__Source document__.

____

That is what President Bush means when he says, "America must have an energy policy that plans for the future, but meets the needs of today."
Our goals for carbon sequestration are ambitious but achieveable. We aim to demonstrate a series of safe and cost-effective capture and sequestration technologies at commercial scale by 2012; and to establish the potential for commercial deployment after 2012.
To meet the goal of affordable energy, we aim to lower the costs of removal and sequestration by as much as 97 percent. We want to knock down these costs from as much as $300 a ton, to no more than $10 a ton.
The work we are doing on the technologies of the future also has near-term applications.
A coal-research priority is improving existing advanced clean coal technologies - in particular the application of integrated gasification combined-cycle generation, or IGCC. America's two currently operating IGCC plants, the repowered Wabash River plant in Indiana, and the new Polk Plant in Florida, have successfully demonstrated the environmental gains IGCC can deliver.
Now the mission is to improve and extend the capabilities of IGCC by raising efficiencies and lowering capital costs. Remember, every one percent efficiency gain results in a three to four percent reduction in CO2 emissions. The less CO2 we produce, the less we have to sequester.
Once developed, technologies have to be demonstrated. Under the President's $2 billion, 10 year Coal Research Initiative, the Clean Coal Power Initiative, or CCPI, is home to our clean coal demonstration projects. CCPI has advanced at a steady pace from its creation in 2001 to the signing of final agreements last month to begin work on three of eight CCPI projects chosen after a rigorous selection process.
The Clean Coal Power Initiative's goals include:
- Continued improvement of exisiting plants;
- Continued improvement of gasification technology and IGCC generation;
- Higher efficiency turbines;
- Linking these turbines with combined cycle-generation with fuel cells in power production;
- Pushing generation efficiencies toward 60 percent;
- Economic hydrogen production at lower costs and higher efficiencies;
- Carbon separation and sequestration that is economic and effective;
- And, the sequestration-ready power plants;
FutureGen is a special CCPI project that has attracted most of the nation's major power producers, coal producers and equipment makers as partners. FutureGen is also open to international participation.

____

__Work instructions__.
• a. In the speech on coal research, how much does CO2 output drop for each one percent gain in efficiency?
• b. Continue the speech on coal research and carbon sequestration, starting after its last sentence.
The material after this point has no connection to the speech on coal research.

____

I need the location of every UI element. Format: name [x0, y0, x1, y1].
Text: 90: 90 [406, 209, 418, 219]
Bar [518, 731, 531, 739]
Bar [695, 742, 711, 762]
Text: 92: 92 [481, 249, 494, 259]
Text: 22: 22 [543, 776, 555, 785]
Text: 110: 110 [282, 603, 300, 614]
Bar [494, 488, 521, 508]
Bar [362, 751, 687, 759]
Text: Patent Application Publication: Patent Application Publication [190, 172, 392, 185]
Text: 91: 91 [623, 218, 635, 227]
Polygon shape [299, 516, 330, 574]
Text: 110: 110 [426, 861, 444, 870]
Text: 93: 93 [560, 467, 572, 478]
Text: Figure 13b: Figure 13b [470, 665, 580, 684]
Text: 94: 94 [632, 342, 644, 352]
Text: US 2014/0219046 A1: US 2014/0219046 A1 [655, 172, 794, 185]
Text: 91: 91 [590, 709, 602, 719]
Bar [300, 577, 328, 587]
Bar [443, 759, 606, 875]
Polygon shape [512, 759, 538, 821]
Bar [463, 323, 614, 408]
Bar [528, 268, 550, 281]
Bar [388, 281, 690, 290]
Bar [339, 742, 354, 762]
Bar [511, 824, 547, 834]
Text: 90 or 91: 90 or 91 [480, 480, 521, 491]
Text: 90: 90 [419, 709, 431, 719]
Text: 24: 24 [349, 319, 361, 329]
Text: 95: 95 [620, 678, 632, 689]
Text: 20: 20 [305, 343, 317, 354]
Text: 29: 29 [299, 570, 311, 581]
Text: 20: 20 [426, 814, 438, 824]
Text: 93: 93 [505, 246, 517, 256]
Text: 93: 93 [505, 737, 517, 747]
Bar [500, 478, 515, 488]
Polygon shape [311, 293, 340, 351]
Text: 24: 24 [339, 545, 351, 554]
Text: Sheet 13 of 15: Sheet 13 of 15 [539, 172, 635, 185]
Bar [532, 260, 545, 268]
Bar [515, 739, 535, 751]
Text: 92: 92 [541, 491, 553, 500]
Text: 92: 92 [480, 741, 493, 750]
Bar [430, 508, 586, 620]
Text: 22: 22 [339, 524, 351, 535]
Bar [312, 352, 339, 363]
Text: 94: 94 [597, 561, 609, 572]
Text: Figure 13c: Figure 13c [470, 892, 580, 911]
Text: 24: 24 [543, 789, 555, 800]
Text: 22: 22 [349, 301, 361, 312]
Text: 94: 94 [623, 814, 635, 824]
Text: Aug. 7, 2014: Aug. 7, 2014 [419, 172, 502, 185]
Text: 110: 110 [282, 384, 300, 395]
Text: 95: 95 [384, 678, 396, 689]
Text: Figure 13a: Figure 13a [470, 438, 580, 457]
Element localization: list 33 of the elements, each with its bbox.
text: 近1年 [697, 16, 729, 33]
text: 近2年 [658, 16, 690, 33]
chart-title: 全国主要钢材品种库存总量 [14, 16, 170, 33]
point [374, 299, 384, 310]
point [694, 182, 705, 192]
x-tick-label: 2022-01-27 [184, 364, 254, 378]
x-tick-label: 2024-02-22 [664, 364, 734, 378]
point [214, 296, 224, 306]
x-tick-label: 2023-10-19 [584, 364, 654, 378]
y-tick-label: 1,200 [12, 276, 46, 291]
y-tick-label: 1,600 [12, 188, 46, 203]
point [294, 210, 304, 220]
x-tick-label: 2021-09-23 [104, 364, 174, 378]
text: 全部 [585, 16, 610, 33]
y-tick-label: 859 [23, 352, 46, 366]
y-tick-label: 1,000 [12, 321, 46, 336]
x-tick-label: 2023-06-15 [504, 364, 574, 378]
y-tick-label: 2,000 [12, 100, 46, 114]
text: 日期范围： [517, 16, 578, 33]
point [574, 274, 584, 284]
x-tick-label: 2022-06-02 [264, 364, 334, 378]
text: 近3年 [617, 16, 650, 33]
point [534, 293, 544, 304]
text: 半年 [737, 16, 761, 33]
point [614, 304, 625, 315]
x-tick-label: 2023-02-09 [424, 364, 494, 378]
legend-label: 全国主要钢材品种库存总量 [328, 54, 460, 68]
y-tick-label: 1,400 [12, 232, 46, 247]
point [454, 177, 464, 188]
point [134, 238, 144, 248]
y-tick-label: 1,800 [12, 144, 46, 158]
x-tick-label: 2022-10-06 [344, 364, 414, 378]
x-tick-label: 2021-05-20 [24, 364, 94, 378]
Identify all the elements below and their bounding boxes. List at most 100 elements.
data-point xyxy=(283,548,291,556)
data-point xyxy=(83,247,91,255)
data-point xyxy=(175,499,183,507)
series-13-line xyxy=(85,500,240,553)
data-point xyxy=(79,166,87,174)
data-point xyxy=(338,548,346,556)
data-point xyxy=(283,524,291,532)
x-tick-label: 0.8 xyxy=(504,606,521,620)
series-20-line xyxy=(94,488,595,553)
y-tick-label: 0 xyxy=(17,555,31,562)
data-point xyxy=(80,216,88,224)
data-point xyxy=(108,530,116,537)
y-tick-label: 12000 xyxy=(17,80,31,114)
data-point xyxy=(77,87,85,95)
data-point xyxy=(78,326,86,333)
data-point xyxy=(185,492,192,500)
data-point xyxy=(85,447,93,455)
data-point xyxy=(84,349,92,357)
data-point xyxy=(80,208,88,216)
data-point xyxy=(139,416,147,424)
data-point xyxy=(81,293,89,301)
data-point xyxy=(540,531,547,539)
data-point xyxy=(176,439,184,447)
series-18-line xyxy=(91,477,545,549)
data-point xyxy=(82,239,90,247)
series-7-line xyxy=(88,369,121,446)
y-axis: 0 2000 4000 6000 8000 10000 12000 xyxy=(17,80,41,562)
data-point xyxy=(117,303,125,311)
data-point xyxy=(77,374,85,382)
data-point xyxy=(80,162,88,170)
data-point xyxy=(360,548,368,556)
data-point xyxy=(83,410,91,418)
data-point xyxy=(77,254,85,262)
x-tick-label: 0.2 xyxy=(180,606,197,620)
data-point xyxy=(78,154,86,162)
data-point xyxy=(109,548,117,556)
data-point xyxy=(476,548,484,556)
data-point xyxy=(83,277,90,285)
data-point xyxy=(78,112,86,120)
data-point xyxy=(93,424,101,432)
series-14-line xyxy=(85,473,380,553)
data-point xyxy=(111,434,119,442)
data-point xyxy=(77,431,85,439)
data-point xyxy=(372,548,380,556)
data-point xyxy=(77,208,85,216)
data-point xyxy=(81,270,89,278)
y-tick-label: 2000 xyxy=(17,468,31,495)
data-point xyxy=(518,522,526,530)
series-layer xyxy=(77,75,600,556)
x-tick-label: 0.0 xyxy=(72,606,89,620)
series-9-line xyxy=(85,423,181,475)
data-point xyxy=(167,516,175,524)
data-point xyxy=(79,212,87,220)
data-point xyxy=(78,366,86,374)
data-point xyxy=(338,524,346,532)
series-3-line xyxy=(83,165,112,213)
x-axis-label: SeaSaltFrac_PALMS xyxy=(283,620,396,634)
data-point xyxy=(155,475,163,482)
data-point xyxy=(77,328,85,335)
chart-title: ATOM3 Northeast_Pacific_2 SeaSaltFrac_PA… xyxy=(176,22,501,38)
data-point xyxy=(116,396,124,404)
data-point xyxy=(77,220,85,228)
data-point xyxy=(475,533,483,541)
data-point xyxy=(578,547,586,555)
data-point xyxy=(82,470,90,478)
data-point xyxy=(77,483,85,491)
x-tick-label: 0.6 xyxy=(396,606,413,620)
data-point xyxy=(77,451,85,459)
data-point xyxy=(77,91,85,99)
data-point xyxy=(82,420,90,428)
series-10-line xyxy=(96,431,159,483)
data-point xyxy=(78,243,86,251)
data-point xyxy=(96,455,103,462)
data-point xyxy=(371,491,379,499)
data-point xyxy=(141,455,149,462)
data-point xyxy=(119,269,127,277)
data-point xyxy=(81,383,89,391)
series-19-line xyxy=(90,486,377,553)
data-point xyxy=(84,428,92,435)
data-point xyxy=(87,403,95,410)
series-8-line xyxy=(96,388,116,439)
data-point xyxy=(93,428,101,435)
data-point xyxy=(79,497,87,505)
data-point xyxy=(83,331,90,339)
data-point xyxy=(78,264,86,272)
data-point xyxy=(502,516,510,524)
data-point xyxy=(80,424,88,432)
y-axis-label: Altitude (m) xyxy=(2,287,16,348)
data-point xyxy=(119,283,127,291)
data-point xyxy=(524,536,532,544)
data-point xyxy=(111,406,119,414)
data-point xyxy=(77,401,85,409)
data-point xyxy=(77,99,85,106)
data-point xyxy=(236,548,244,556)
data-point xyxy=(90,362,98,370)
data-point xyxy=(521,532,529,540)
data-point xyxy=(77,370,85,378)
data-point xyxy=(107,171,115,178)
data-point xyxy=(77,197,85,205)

____

__Answers per task__.
• a. Three to four percent.

• b.
FutureGen's detailed objectives include commercial demonstration of:
- Electric power from coal with very low and, ultimately, zero emissions of pollutants and carbon dioxide;
- Total energy efficiency, with reuse of heat, of up to 85 percent;
- Effective, safe, permanent carbon sequestration;
- And, commercial hydrogen production.
FutureGen should prove conclusively that we can count on affordable, coal-based commercial electricity generation and hydrogen production with near-zero emissions in the relatively near future.
Achieving our ambitious goals — developing and deploying clean coal and fossil fuel technology for the betterment of America's and the world's energy, economic and environmental security — will depend largely on the work of the men and women in this room today. You and your colleagues will create the new science and technology of carbon management - an entirely new tool with which to answer some big challenges.
Our objectives are to do more than change the rules of the energy game for the century to come. They are to change the game itself. We propose nothing less than to consign to the history books the energy and environmental challenges that preoccupy our country and the world today – and to do it in a relatively short time.
Government cannot do it alone and the private sector cannot do it alone. I can't think of any more hopeful and satisfying legacy for government, private sector and international collaboration than the transformation of our energy and environmental world.